Goal: In the copy, keep every record exact and leave out all images.

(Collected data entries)
-*-

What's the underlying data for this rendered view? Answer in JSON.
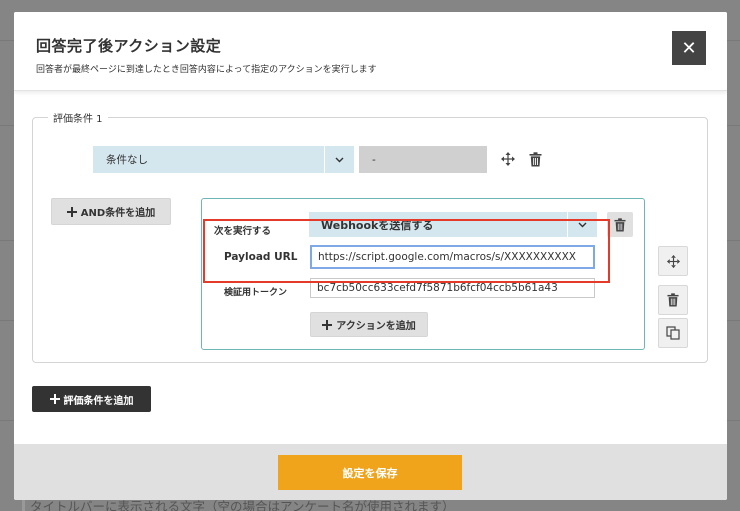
{
  "modal": {
    "title": "回答完了後アクション設定",
    "subtitle": "回答者が最終ページに到達したとき回答内容によって指定のアクションを実行します",
    "close_label": "✕"
  },
  "condition": {
    "legend": "評価条件 1",
    "select_value": "条件なし",
    "value_field": "-",
    "and_button_label": "AND条件を追加"
  },
  "action": {
    "next_label": "次を実行する",
    "select_value": "Webhookを送信する",
    "payload_label": "Payload URL",
    "payload_value": "https://script.google.com/macros/s/XXXXXXXXXX",
    "token_label": "検証用トークン",
    "token_value": "bc7cb50cc633cefd7f5871b6fcf04ccb5b61a43",
    "add_action_label": "アクションを追加"
  },
  "add_condition_label": "評価条件を追加",
  "save_label": "設定を保存",
  "background_hint": "タイトルバーに表示される文字（空の場合はアンケート名が使用されます）",
  "colors": {
    "accent_save": "#f0a41b",
    "highlight": "#e53a2a",
    "select_bg": "#d4e6ee",
    "action_border": "#6fb5b5"
  }
}
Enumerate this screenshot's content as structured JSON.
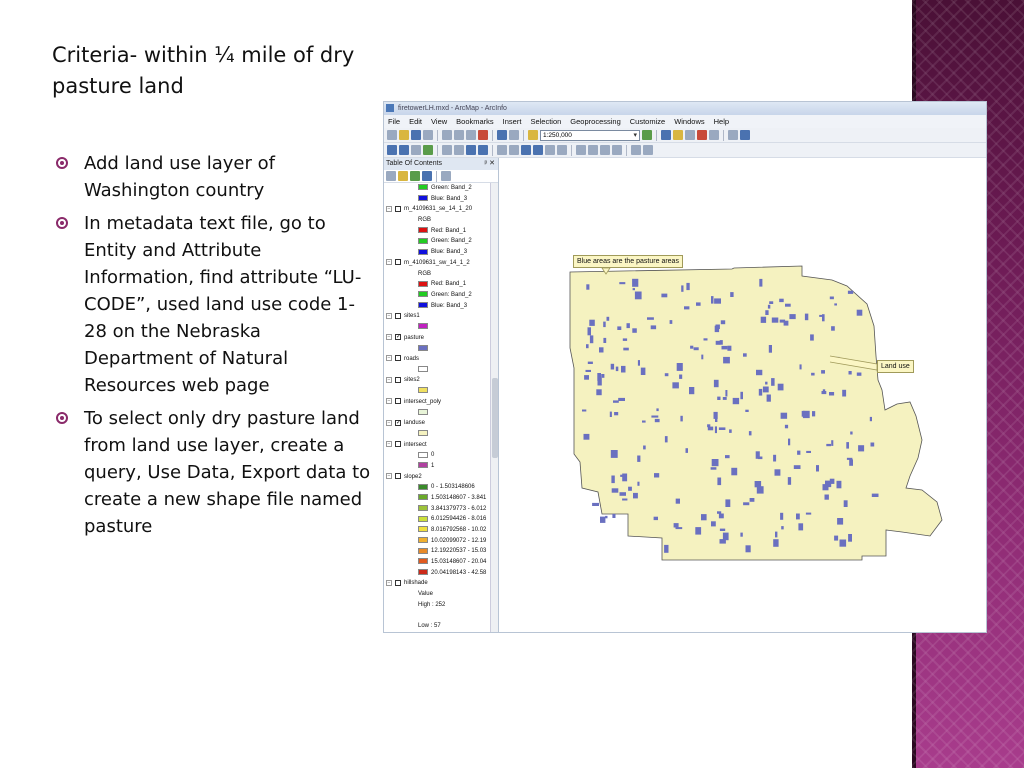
{
  "slide": {
    "title": "Criteria- within ¼ mile of dry pasture land",
    "bullets": [
      "Add land use layer of Washington country",
      "In metadata text file, go to Entity and Attribute Information, find attribute “LU-CODE”, used land use code 1-28 on the Nebraska Department of Natural Resources web page",
      "To select only dry pasture land from land use layer, create a query, Use Data, Export data to create a new shape file named pasture"
    ]
  },
  "colors": {
    "accent": "#8a2a6a",
    "land": "#f5f2c0",
    "pasture": "#6a70c0"
  },
  "window": {
    "title": "firetowerLH.mxd - ArcMap - ArcInfo",
    "menu": [
      "File",
      "Edit",
      "View",
      "Bookmarks",
      "Insert",
      "Selection",
      "Geoprocessing",
      "Customize",
      "Windows",
      "Help"
    ],
    "scale": "1:250,000"
  },
  "toc": {
    "title": "Table Of Contents",
    "items": [
      {
        "label": "Green: Band_2",
        "level": 2,
        "swatch": "#22cc22"
      },
      {
        "label": "Blue:   Band_3",
        "level": 2,
        "swatch": "#1010dd"
      },
      {
        "label": "m_4109631_se_14_1_20",
        "level": 0,
        "checked": false
      },
      {
        "label": "RGB",
        "level": 2
      },
      {
        "label": "Red:    Band_1",
        "level": 2,
        "swatch": "#dd1111"
      },
      {
        "label": "Green: Band_2",
        "level": 2,
        "swatch": "#22cc22"
      },
      {
        "label": "Blue:   Band_3",
        "level": 2,
        "swatch": "#1010dd"
      },
      {
        "label": "m_4109631_sw_14_1_2",
        "level": 0,
        "checked": false
      },
      {
        "label": "RGB",
        "level": 2
      },
      {
        "label": "Red:    Band_1",
        "level": 2,
        "swatch": "#dd1111"
      },
      {
        "label": "Green: Band_2",
        "level": 2,
        "swatch": "#22cc22"
      },
      {
        "label": "Blue:   Band_3",
        "level": 2,
        "swatch": "#1010dd"
      },
      {
        "label": "sites1",
        "level": 0,
        "checked": false
      },
      {
        "label": "",
        "level": 2,
        "swatch": "#c020c0"
      },
      {
        "label": "pasture",
        "level": 0,
        "checked": true
      },
      {
        "label": "",
        "level": 2,
        "swatch": "#6a70c0"
      },
      {
        "label": "roads",
        "level": 0,
        "checked": false
      },
      {
        "label": "",
        "level": 2,
        "swatch": "#ffffff"
      },
      {
        "label": "sites2",
        "level": 0,
        "checked": false
      },
      {
        "label": "",
        "level": 2,
        "swatch": "#f0e060"
      },
      {
        "label": "intersect_poly",
        "level": 0,
        "checked": false
      },
      {
        "label": "",
        "level": 2,
        "swatch": "#e8f4d8"
      },
      {
        "label": "landuse",
        "level": 0,
        "checked": true
      },
      {
        "label": "",
        "level": 2,
        "swatch": "#f5f2c0"
      },
      {
        "label": "intersect",
        "level": 0,
        "checked": false
      },
      {
        "label": "0",
        "level": 2,
        "swatch": "#ffffff"
      },
      {
        "label": "1",
        "level": 2,
        "swatch": "#b040a0"
      },
      {
        "label": "slope2",
        "level": 0,
        "checked": false
      },
      {
        "label": "0 - 1.503148606",
        "level": 2,
        "swatch": "#3a8a2a"
      },
      {
        "label": "1.503148607 - 3.841",
        "level": 2,
        "swatch": "#6aaa2a"
      },
      {
        "label": "3.841379773 - 6.012",
        "level": 2,
        "swatch": "#9cc23a"
      },
      {
        "label": "6.012594426 - 8.016",
        "level": 2,
        "swatch": "#cce03a"
      },
      {
        "label": "8.016792568 - 10.02",
        "level": 2,
        "swatch": "#f0e040"
      },
      {
        "label": "10.02099072 - 12.19",
        "level": 2,
        "swatch": "#f0b030"
      },
      {
        "label": "12.19220537 - 15.03",
        "level": 2,
        "swatch": "#e88a2a"
      },
      {
        "label": "15.03148607 - 20.04",
        "level": 2,
        "swatch": "#e05a20"
      },
      {
        "label": "20.04198143 - 42.58",
        "level": 2,
        "swatch": "#cc2a1a"
      },
      {
        "label": "hillshade",
        "level": 0,
        "checked": false
      },
      {
        "label": "Value",
        "level": 2
      },
      {
        "label": "High : 252",
        "level": 2
      },
      {
        "label": "",
        "level": 2
      },
      {
        "label": "Low : 57",
        "level": 2
      }
    ]
  },
  "map": {
    "callout_pasture": "Blue areas are the pasture areas",
    "callout_landuse": "Land use"
  }
}
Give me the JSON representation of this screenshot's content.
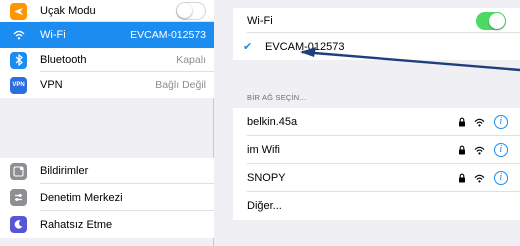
{
  "sidebar": {
    "group1": [
      {
        "label": "Uçak Modu",
        "icon": "airplane-icon",
        "color": "#ff9500",
        "control": "toggle-off"
      },
      {
        "label": "Wi-Fi",
        "icon": "wifi-icon",
        "color": "#1b8cf0",
        "value": "EVCAM-012573",
        "selected": true
      },
      {
        "label": "Bluetooth",
        "icon": "bluetooth-icon",
        "color": "#1b8cf0",
        "value": "Kapalı"
      },
      {
        "label": "VPN",
        "icon": "vpn-icon",
        "icon_text": "VPN",
        "color": "#2c6ee0",
        "value": "Bağlı Değil"
      }
    ],
    "group2": [
      {
        "label": "Bildirimler",
        "icon": "notifications-icon",
        "color": "#8e8e93"
      },
      {
        "label": "Denetim Merkezi",
        "icon": "control-center-icon",
        "color": "#8e8e93"
      },
      {
        "label": "Rahatsız Etme",
        "icon": "do-not-disturb-icon",
        "color": "#5856d6"
      }
    ]
  },
  "wifi_panel": {
    "wifi_label": "Wi-Fi",
    "wifi_enabled": true,
    "connected_network": "EVCAM-012573",
    "section_header": "BİR AĞ SEÇİN...",
    "networks": [
      {
        "name": "belkin.45a",
        "locked": true
      },
      {
        "name": "im Wifi",
        "locked": true
      },
      {
        "name": "SNOPY",
        "locked": true
      }
    ],
    "other_label": "Diğer...",
    "info_glyph": "i"
  },
  "colors": {
    "accent": "#1b8cf0",
    "toggle_on": "#4cd964",
    "annotation_arrow": "#1f3f7a"
  }
}
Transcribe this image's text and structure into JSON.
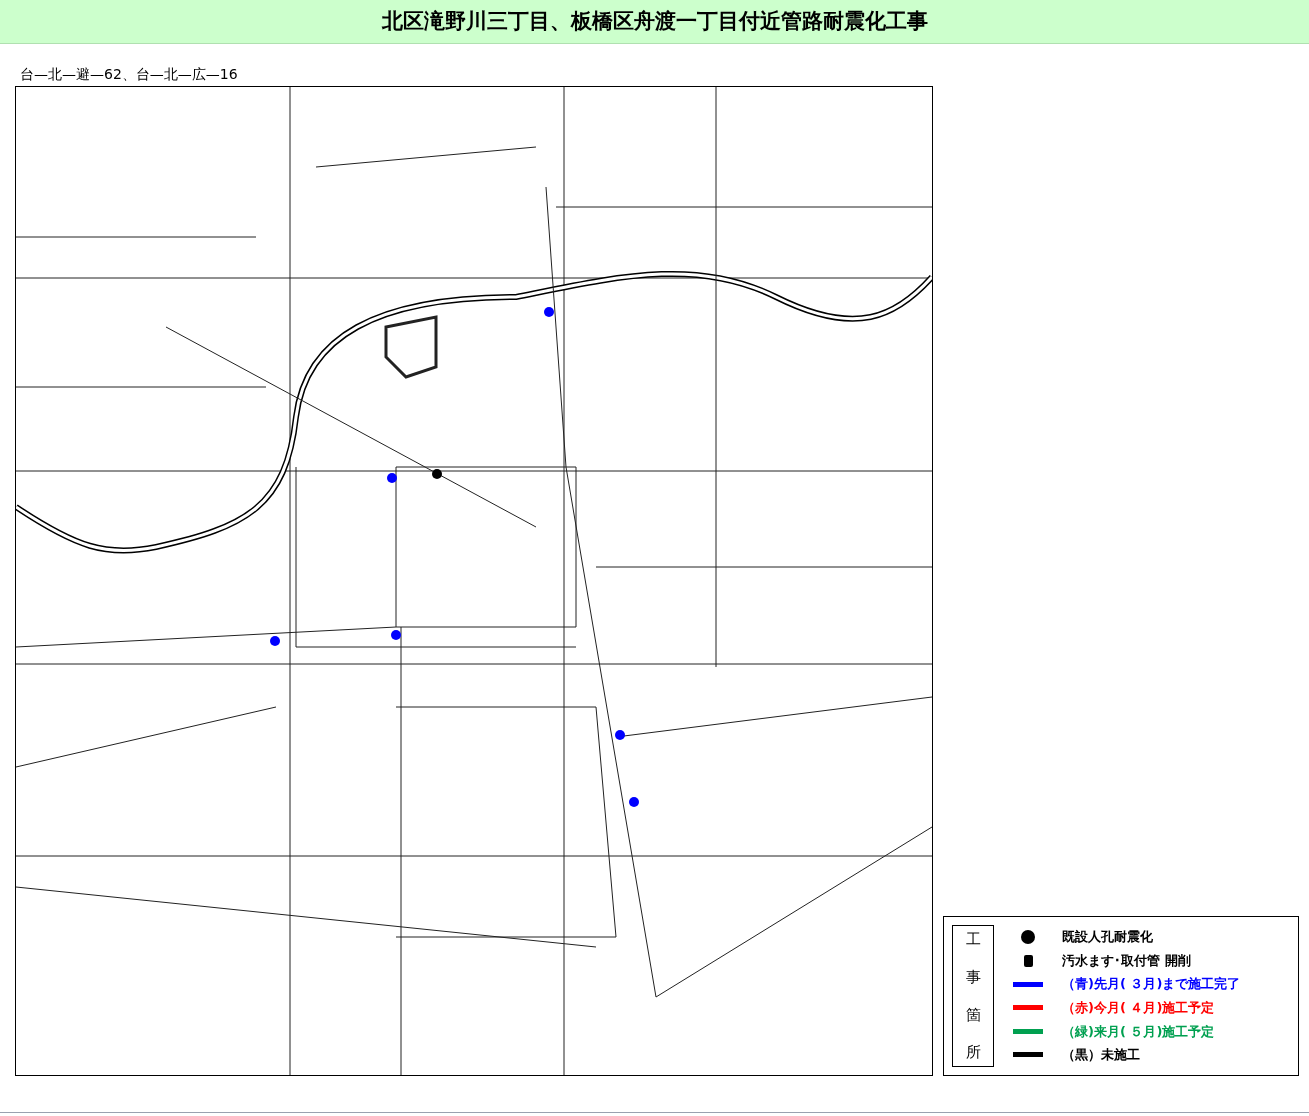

-*-

Output:
What's the underlying data for this rendered view? Answer in JSON.
{
  "modal": {
    "title": "回答完了後アクション設定",
    "subtitle": "回答者が最終ページに到達したとき回答内容によって指定のアクションを実行します",
    "close_label": "✕"
  },
  "condition": {
    "legend": "評価条件 1",
    "select_value": "条件なし",
    "value_field": "-",
    "and_button_label": "AND条件を追加"
  },
  "action": {
    "next_label": "次を実行する",
    "select_value": "Webhookを送信する",
    "payload_label": "Payload URL",
    "payload_value": "https://script.google.com/macros/s/XXXXXXXXXX",
    "token_label": "検証用トークン",
    "token_value": "bc7cb50cc633cefd7f5871b6fcf04ccb5b61a43",
    "add_action_label": "アクションを追加"
  },
  "add_condition_label": "評価条件を追加",
  "save_label": "設定を保存",
  "background_hint": "タイトルバーに表示される文字（空の場合はアンケート名が使用されます）",
  "colors": {
    "accent_save": "#f0a41b",
    "highlight": "#e53a2a",
    "select_bg": "#d4e6ee",
    "action_border": "#6fb5b5"
  }
}
Enumerate this screenshot's content as structured JSON.
{
  "slide": {
    "title": "Criteria- within ¼ mile of dry pasture land",
    "bullets": [
      "Add land use layer of Washington country",
      "In metadata text file, go to Entity and Attribute Information, find attribute “LU-CODE”, used land use code 1-28 on the Nebraska Department of Natural Resources web page",
      "To select only dry pasture land from land use layer, create a query, Use Data, Export data to create a new shape file named pasture"
    ]
  },
  "colors": {
    "accent": "#8a2a6a",
    "land": "#f5f2c0",
    "pasture": "#6a70c0"
  },
  "window": {
    "title": "firetowerLH.mxd - ArcMap - ArcInfo",
    "menu": [
      "File",
      "Edit",
      "View",
      "Bookmarks",
      "Insert",
      "Selection",
      "Geoprocessing",
      "Customize",
      "Windows",
      "Help"
    ],
    "scale": "1:250,000"
  },
  "toc": {
    "title": "Table Of Contents",
    "items": [
      {
        "label": "Green: Band_2",
        "level": 2,
        "swatch": "#22cc22"
      },
      {
        "label": "Blue:   Band_3",
        "level": 2,
        "swatch": "#1010dd"
      },
      {
        "label": "m_4109631_se_14_1_20",
        "level": 0,
        "checked": false
      },
      {
        "label": "RGB",
        "level": 2
      },
      {
        "label": "Red:    Band_1",
        "level": 2,
        "swatch": "#dd1111"
      },
      {
        "label": "Green: Band_2",
        "level": 2,
        "swatch": "#22cc22"
      },
      {
        "label": "Blue:   Band_3",
        "level": 2,
        "swatch": "#1010dd"
      },
      {
        "label": "m_4109631_sw_14_1_2",
        "level": 0,
        "checked": false
      },
      {
        "label": "RGB",
        "level": 2
      },
      {
        "label": "Red:    Band_1",
        "level": 2,
        "swatch": "#dd1111"
      },
      {
        "label": "Green: Band_2",
        "level": 2,
        "swatch": "#22cc22"
      },
      {
        "label": "Blue:   Band_3",
        "level": 2,
        "swatch": "#1010dd"
      },
      {
        "label": "sites1",
        "level": 0,
        "checked": false
      },
      {
        "label": "",
        "level": 2,
        "swatch": "#c020c0"
      },
      {
        "label": "pasture",
        "level": 0,
        "checked": true
      },
      {
        "label": "",
        "level": 2,
        "swatch": "#6a70c0"
      },
      {
        "label": "roads",
        "level": 0,
        "checked": false
      },
      {
        "label": "",
        "level": 2,
        "swatch": "#ffffff"
      },
      {
        "label": "sites2",
        "level": 0,
        "checked": false
      },
      {
        "label": "",
        "level": 2,
        "swatch": "#f0e060"
      },
      {
        "label": "intersect_poly",
        "level": 0,
        "checked": false
      },
      {
        "label": "",
        "level": 2,
        "swatch": "#e8f4d8"
      },
      {
        "label": "landuse",
        "level": 0,
        "checked": true
      },
      {
        "label": "",
        "level": 2,
        "swatch": "#f5f2c0"
      },
      {
        "label": "intersect",
        "level": 0,
        "checked": false
      },
      {
        "label": "0",
        "level": 2,
        "swatch": "#ffffff"
      },
      {
        "label": "1",
        "level": 2,
        "swatch": "#b040a0"
      },
      {
        "label": "slope2",
        "level": 0,
        "checked": false
      },
      {
        "label": "0 - 1.503148606",
        "level": 2,
        "swatch": "#3a8a2a"
      },
      {
        "label": "1.503148607 - 3.841",
        "level": 2,
        "swatch": "#6aaa2a"
      },
      {
        "label": "3.841379773 - 6.012",
        "level": 2,
        "swatch": "#9cc23a"
      },
      {
        "label": "6.012594426 - 8.016",
        "level": 2,
        "swatch": "#cce03a"
      },
      {
        "label": "8.016792568 - 10.02",
        "level": 2,
        "swatch": "#f0e040"
      },
      {
        "label": "10.02099072 - 12.19",
        "level": 2,
        "swatch": "#f0b030"
      },
      {
        "label": "12.19220537 - 15.03",
        "level": 2,
        "swatch": "#e88a2a"
      },
      {
        "label": "15.03148607 - 20.04",
        "level": 2,
        "swatch": "#e05a20"
      },
      {
        "label": "20.04198143 - 42.58",
        "level": 2,
        "swatch": "#cc2a1a"
      },
      {
        "label": "hillshade",
        "level": 0,
        "checked": false
      },
      {
        "label": "Value",
        "level": 2
      },
      {
        "label": "High : 252",
        "level": 2
      },
      {
        "label": "",
        "level": 2
      },
      {
        "label": "Low : 57",
        "level": 2
      }
    ]
  },
  "map": {
    "callout_pasture": "Blue areas are the pasture areas",
    "callout_landuse": "Land use"
  }
}
Give me the JSON representation of this screenshot's content.
{
  "sidebar": {
    "group1": [
      {
        "label": "Uçak Modu",
        "icon": "airplane-icon",
        "color": "#ff9500",
        "control": "toggle-off"
      },
      {
        "label": "Wi-Fi",
        "icon": "wifi-icon",
        "color": "#1b8cf0",
        "value": "EVCAM-012573",
        "selected": true
      },
      {
        "label": "Bluetooth",
        "icon": "bluetooth-icon",
        "color": "#1b8cf0",
        "value": "Kapalı"
      },
      {
        "label": "VPN",
        "icon": "vpn-icon",
        "icon_text": "VPN",
        "color": "#2c6ee0",
        "value": "Bağlı Değil"
      }
    ],
    "group2": [
      {
        "label": "Bildirimler",
        "icon": "notifications-icon",
        "color": "#8e8e93"
      },
      {
        "label": "Denetim Merkezi",
        "icon": "control-center-icon",
        "color": "#8e8e93"
      },
      {
        "label": "Rahatsız Etme",
        "icon": "do-not-disturb-icon",
        "color": "#5856d6"
      }
    ]
  },
  "wifi_panel": {
    "wifi_label": "Wi-Fi",
    "wifi_enabled": true,
    "connected_network": "EVCAM-012573",
    "section_header": "BİR AĞ SEÇİN...",
    "networks": [
      {
        "name": "belkin.45a",
        "locked": true
      },
      {
        "name": "im Wifi",
        "locked": true
      },
      {
        "name": "SNOPY",
        "locked": true
      }
    ],
    "other_label": "Diğer...",
    "info_glyph": "i"
  },
  "colors": {
    "accent": "#1b8cf0",
    "toggle_on": "#4cd964",
    "annotation_arrow": "#1f3f7a"
  }
}
Transcribe this image's text and structure into JSON.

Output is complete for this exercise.